▸ **作業内容**:
次の一覧の各行を、一字一句変えずにそのまま書き写してください。

▸ **データ一覧**:
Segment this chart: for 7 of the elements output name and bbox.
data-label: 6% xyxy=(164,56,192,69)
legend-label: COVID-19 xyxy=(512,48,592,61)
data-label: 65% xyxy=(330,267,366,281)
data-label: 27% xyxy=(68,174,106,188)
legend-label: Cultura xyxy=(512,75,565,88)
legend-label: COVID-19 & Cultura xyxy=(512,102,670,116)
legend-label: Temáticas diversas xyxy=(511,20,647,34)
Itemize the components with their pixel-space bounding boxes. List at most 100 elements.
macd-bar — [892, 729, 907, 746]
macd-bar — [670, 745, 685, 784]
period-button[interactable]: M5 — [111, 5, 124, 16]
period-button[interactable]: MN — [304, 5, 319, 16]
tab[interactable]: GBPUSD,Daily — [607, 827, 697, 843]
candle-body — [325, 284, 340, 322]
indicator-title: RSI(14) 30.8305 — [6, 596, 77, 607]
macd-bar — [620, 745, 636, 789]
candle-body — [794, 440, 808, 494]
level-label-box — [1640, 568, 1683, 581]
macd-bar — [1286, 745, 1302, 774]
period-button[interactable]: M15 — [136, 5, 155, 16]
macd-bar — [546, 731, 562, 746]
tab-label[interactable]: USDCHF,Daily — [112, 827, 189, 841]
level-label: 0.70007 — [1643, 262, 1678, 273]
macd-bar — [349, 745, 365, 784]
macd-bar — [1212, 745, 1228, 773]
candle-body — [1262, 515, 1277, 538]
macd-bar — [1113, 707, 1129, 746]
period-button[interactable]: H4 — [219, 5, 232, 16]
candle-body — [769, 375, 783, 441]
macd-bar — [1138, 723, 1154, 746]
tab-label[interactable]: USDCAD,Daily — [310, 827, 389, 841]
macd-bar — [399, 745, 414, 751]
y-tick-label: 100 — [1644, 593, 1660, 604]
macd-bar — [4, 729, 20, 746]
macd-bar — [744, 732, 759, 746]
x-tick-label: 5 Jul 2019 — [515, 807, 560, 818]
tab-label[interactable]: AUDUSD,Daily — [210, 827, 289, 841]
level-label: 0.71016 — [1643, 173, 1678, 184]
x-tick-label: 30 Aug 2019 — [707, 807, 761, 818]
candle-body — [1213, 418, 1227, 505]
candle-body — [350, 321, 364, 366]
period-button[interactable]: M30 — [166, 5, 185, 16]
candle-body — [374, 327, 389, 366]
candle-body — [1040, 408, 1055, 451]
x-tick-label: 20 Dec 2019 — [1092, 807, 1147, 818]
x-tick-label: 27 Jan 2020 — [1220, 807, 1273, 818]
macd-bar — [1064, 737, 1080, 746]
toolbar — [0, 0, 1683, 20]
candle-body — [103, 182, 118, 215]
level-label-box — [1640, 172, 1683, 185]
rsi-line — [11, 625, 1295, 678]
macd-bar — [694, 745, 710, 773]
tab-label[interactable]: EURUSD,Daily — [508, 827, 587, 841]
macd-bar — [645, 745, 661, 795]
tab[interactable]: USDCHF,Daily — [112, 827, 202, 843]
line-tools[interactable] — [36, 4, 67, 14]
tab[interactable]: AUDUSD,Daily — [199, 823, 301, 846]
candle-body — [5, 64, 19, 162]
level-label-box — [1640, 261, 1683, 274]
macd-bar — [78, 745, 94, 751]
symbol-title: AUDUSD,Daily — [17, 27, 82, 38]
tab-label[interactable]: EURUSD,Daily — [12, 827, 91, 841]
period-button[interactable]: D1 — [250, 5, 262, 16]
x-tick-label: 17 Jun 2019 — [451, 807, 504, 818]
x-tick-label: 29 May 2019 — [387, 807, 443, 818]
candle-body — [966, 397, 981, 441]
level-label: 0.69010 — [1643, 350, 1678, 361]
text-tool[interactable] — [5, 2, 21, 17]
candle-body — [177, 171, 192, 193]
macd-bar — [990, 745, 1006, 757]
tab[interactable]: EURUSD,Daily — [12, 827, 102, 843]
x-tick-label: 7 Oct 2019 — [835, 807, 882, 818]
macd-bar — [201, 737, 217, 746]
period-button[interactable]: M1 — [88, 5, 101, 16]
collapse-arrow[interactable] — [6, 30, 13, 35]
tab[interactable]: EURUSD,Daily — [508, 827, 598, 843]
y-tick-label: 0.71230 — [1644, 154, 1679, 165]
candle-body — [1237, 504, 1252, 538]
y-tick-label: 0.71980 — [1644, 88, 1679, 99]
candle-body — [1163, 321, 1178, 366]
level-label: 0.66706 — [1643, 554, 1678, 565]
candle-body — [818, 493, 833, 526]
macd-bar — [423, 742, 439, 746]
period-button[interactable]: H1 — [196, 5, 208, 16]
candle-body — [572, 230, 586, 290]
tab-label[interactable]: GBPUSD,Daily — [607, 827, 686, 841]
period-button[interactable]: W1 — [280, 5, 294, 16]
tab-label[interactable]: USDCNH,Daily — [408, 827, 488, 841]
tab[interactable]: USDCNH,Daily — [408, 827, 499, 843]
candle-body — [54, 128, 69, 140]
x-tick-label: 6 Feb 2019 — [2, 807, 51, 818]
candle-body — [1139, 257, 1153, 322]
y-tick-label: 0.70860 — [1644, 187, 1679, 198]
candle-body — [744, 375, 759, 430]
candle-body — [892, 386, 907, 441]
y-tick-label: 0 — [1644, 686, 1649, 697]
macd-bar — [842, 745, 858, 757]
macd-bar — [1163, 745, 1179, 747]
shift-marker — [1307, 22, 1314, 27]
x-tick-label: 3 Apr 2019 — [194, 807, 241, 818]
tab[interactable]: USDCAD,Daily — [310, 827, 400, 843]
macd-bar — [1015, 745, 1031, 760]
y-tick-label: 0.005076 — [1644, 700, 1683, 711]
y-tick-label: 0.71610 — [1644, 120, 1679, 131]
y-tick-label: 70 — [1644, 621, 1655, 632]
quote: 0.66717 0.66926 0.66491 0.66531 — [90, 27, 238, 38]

▸ **作業結果**:
Segment this chart: for 7 of the elements output name and bbox.
data-label: 6% xyxy=(164,56,192,69)
legend-label: COVID-19 xyxy=(512,48,592,61)
data-label: 65% xyxy=(330,267,366,281)
data-label: 27% xyxy=(68,174,106,188)
legend-label: Cultura xyxy=(512,75,565,88)
legend-label: COVID-19 & Cultura xyxy=(512,102,670,116)
legend-label: Temáticas diversas xyxy=(511,20,647,34)
Itemize the components with their pixel-space bounding boxes. List at most 100 elements.
macd-bar — [892, 729, 907, 746]
macd-bar — [670, 745, 685, 784]
period-button[interactable]: M5 — [111, 5, 124, 16]
period-button[interactable]: MN — [304, 5, 319, 16]
tab[interactable]: GBPUSD,Daily — [607, 827, 697, 843]
candle-body — [325, 284, 340, 322]
indicator-title: RSI(14) 30.8305 — [6, 596, 77, 607]
macd-bar — [620, 745, 636, 789]
candle-body — [794, 440, 808, 494]
level-label-box — [1640, 568, 1683, 581]
macd-bar — [1286, 745, 1302, 774]
period-button[interactable]: M15 — [136, 5, 155, 16]
macd-bar — [546, 731, 562, 746]
tab-label[interactable]: USDCHF,Daily — [112, 827, 189, 841]
level-label: 0.70007 — [1643, 262, 1678, 273]
macd-bar — [349, 745, 365, 784]
macd-bar — [1212, 745, 1228, 773]
candle-body — [1262, 515, 1277, 538]
macd-bar — [1113, 707, 1129, 746]
period-button[interactable]: H4 — [219, 5, 232, 16]
candle-body — [769, 375, 783, 441]
macd-bar — [1138, 723, 1154, 746]
tab-label[interactable]: USDCAD,Daily — [310, 827, 389, 841]
macd-bar — [399, 745, 414, 751]
y-tick-label: 100 — [1644, 593, 1660, 604]
macd-bar — [4, 729, 20, 746]
macd-bar — [744, 732, 759, 746]
x-tick-label: 5 Jul 2019 — [515, 807, 560, 818]
tab-label[interactable]: AUDUSD,Daily — [210, 827, 289, 841]
level-label: 0.71016 — [1643, 173, 1678, 184]
x-tick-label: 30 Aug 2019 — [707, 807, 761, 818]
candle-body — [1213, 418, 1227, 505]
candle-body — [350, 321, 364, 366]
period-button[interactable]: M30 — [166, 5, 185, 16]
candle-body — [374, 327, 389, 366]
candle-body — [1040, 408, 1055, 451]
x-tick-label: 20 Dec 2019 — [1092, 807, 1147, 818]
x-tick-label: 27 Jan 2020 — [1220, 807, 1273, 818]
macd-bar — [1064, 737, 1080, 746]
toolbar — [0, 0, 1683, 20]
candle-body — [103, 182, 118, 215]
level-label-box — [1640, 172, 1683, 185]
rsi-line — [11, 625, 1295, 678]
macd-bar — [694, 745, 710, 773]
tab-label[interactable]: EURUSD,Daily — [508, 827, 587, 841]
macd-bar — [645, 745, 661, 795]
tab[interactable]: USDCHF,Daily — [112, 827, 202, 843]
line-tools[interactable] — [36, 4, 67, 14]
tab[interactable]: AUDUSD,Daily — [199, 823, 301, 846]
candle-body — [5, 64, 19, 162]
level-label-box — [1640, 261, 1683, 274]
macd-bar — [78, 745, 94, 751]
symbol-title: AUDUSD,Daily — [17, 27, 82, 38]
tab-label[interactable]: EURUSD,Daily — [12, 827, 91, 841]
period-button[interactable]: D1 — [250, 5, 262, 16]
x-tick-label: 17 Jun 2019 — [451, 807, 504, 818]
x-tick-label: 29 May 2019 — [387, 807, 443, 818]
candle-body — [966, 397, 981, 441]
level-label: 0.69010 — [1643, 350, 1678, 361]
text-tool[interactable] — [5, 2, 21, 17]
candle-body — [177, 171, 192, 193]
macd-bar — [990, 745, 1006, 757]
tab[interactable]: EURUSD,Daily — [12, 827, 102, 843]
x-tick-label: 7 Oct 2019 — [835, 807, 882, 818]
macd-bar — [201, 737, 217, 746]
period-button[interactable]: M1 — [88, 5, 101, 16]
collapse-arrow[interactable] — [6, 30, 13, 35]
tab[interactable]: EURUSD,Daily — [508, 827, 598, 843]
y-tick-label: 0.71230 — [1644, 154, 1679, 165]
candle-body — [1237, 504, 1252, 538]
y-tick-label: 0.71980 — [1644, 88, 1679, 99]
candle-body — [1163, 321, 1178, 366]
level-label: 0.66706 — [1643, 554, 1678, 565]
candle-body — [818, 493, 833, 526]
macd-bar — [423, 742, 439, 746]
period-button[interactable]: H1 — [196, 5, 208, 16]
candle-body — [572, 230, 586, 290]
tab-label[interactable]: GBPUSD,Daily — [607, 827, 686, 841]
period-button[interactable]: W1 — [280, 5, 294, 16]
tab-label[interactable]: USDCNH,Daily — [408, 827, 488, 841]
tab[interactable]: USDCNH,Daily — [408, 827, 499, 843]
candle-body — [54, 128, 69, 140]
x-tick-label: 6 Feb 2019 — [2, 807, 51, 818]
candle-body — [1139, 257, 1153, 322]
y-tick-label: 0.70860 — [1644, 187, 1679, 198]
candle-body — [744, 375, 759, 430]
candle-body — [892, 386, 907, 441]
y-tick-label: 0 — [1644, 686, 1649, 697]
macd-bar — [842, 745, 858, 757]
macd-bar — [1163, 745, 1179, 747]
shift-marker — [1307, 22, 1314, 27]
x-tick-label: 3 Apr 2019 — [194, 807, 241, 818]
tab[interactable]: USDCAD,Daily — [310, 827, 400, 843]
macd-bar — [1015, 745, 1031, 760]
y-tick-label: 0.005076 — [1644, 700, 1683, 711]
y-tick-label: 0.71610 — [1644, 120, 1679, 131]
y-tick-label: 70 — [1644, 621, 1655, 632]
quote: 0.66717 0.66926 0.66491 0.66531 — [90, 27, 238, 38]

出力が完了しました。